● **Data shown**:
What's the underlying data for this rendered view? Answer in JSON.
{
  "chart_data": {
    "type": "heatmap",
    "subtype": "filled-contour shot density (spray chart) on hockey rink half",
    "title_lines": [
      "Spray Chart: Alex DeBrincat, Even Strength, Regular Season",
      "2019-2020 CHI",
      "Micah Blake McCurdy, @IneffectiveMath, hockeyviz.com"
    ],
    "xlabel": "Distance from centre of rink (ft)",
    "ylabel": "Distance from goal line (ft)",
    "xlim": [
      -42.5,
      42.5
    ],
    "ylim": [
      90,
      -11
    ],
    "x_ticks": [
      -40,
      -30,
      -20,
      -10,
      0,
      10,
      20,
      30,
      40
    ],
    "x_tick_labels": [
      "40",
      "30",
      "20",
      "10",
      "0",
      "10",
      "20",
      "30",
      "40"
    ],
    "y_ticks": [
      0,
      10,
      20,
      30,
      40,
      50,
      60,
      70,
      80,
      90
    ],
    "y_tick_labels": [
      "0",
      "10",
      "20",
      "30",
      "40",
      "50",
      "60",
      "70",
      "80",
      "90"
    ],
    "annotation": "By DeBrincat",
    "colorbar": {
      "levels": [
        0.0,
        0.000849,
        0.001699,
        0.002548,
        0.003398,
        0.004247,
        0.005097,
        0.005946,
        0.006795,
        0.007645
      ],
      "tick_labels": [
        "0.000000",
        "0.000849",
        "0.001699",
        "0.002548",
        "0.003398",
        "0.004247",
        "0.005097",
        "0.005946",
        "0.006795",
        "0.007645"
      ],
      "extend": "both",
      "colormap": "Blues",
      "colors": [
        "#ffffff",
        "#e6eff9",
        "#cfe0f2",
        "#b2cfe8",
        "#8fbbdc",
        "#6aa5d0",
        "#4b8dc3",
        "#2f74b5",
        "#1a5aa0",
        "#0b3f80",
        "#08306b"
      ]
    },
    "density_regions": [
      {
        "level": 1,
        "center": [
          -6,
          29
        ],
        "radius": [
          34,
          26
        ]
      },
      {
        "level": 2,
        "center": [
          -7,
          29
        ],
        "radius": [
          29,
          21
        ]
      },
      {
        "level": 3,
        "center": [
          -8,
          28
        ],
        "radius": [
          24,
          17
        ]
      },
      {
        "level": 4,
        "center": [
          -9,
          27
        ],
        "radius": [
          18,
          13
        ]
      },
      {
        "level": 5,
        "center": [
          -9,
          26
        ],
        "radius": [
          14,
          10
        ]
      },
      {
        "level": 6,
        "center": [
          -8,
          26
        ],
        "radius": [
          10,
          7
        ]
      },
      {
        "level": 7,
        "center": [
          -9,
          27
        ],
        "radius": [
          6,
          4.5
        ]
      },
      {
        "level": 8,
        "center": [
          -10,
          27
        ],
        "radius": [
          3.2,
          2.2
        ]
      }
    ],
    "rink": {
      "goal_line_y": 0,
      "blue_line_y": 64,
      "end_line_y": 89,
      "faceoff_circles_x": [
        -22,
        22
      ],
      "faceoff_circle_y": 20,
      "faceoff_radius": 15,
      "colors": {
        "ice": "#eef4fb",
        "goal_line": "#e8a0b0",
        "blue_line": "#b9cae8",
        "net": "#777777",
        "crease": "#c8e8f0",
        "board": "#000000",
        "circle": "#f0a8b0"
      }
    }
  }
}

● **Objective**:
Extract each line of the listing above, copying it word for word.

● **Reply**:
What's the underlying data for this rendered view? Answer in JSON.
{
  "chart_data": {
    "type": "heatmap",
    "subtype": "filled-contour shot density (spray chart) on hockey rink half",
    "title_lines": [
      "Spray Chart: Alex DeBrincat, Even Strength, Regular Season",
      "2019-2020 CHI",
      "Micah Blake McCurdy, @IneffectiveMath, hockeyviz.com"
    ],
    "xlabel": "Distance from centre of rink (ft)",
    "ylabel": "Distance from goal line (ft)",
    "xlim": [
      -42.5,
      42.5
    ],
    "ylim": [
      90,
      -11
    ],
    "x_ticks": [
      -40,
      -30,
      -20,
      -10,
      0,
      10,
      20,
      30,
      40
    ],
    "x_tick_labels": [
      "40",
      "30",
      "20",
      "10",
      "0",
      "10",
      "20",
      "30",
      "40"
    ],
    "y_ticks": [
      0,
      10,
      20,
      30,
      40,
      50,
      60,
      70,
      80,
      90
    ],
    "y_tick_labels": [
      "0",
      "10",
      "20",
      "30",
      "40",
      "50",
      "60",
      "70",
      "80",
      "90"
    ],
    "annotation": "By DeBrincat",
    "colorbar": {
      "levels": [
        0.0,
        0.000849,
        0.001699,
        0.002548,
        0.003398,
        0.004247,
        0.005097,
        0.005946,
        0.006795,
        0.007645
      ],
      "tick_labels": [
        "0.000000",
        "0.000849",
        "0.001699",
        "0.002548",
        "0.003398",
        "0.004247",
        "0.005097",
        "0.005946",
        "0.006795",
        "0.007645"
      ],
      "extend": "both",
      "colormap": "Blues",
      "colors": [
        "#ffffff",
        "#e6eff9",
        "#cfe0f2",
        "#b2cfe8",
        "#8fbbdc",
        "#6aa5d0",
        "#4b8dc3",
        "#2f74b5",
        "#1a5aa0",
        "#0b3f80",
        "#08306b"
      ]
    },
    "density_regions": [
      {
        "level": 1,
        "center": [
          -6,
          29
        ],
        "radius": [
          34,
          26
        ]
      },
      {
        "level": 2,
        "center": [
          -7,
          29
        ],
        "radius": [
          29,
          21
        ]
      },
      {
        "level": 3,
        "center": [
          -8,
          28
        ],
        "radius": [
          24,
          17
        ]
      },
      {
        "level": 4,
        "center": [
          -9,
          27
        ],
        "radius": [
          18,
          13
        ]
      },
      {
        "level": 5,
        "center": [
          -9,
          26
        ],
        "radius": [
          14,
          10
        ]
      },
      {
        "level": 6,
        "center": [
          -8,
          26
        ],
        "radius": [
          10,
          7
        ]
      },
      {
        "level": 7,
        "center": [
          -9,
          27
        ],
        "radius": [
          6,
          4.5
        ]
      },
      {
        "level": 8,
        "center": [
          -10,
          27
        ],
        "radius": [
          3.2,
          2.2
        ]
      }
    ],
    "rink": {
      "goal_line_y": 0,
      "blue_line_y": 64,
      "end_line_y": 89,
      "faceoff_circles_x": [
        -22,
        22
      ],
      "faceoff_circle_y": 20,
      "faceoff_radius": 15,
      "colors": {
        "ice": "#eef4fb",
        "goal_line": "#e8a0b0",
        "blue_line": "#b9cae8",
        "net": "#777777",
        "crease": "#c8e8f0",
        "board": "#000000",
        "circle": "#f0a8b0"
      }
    }
  }
}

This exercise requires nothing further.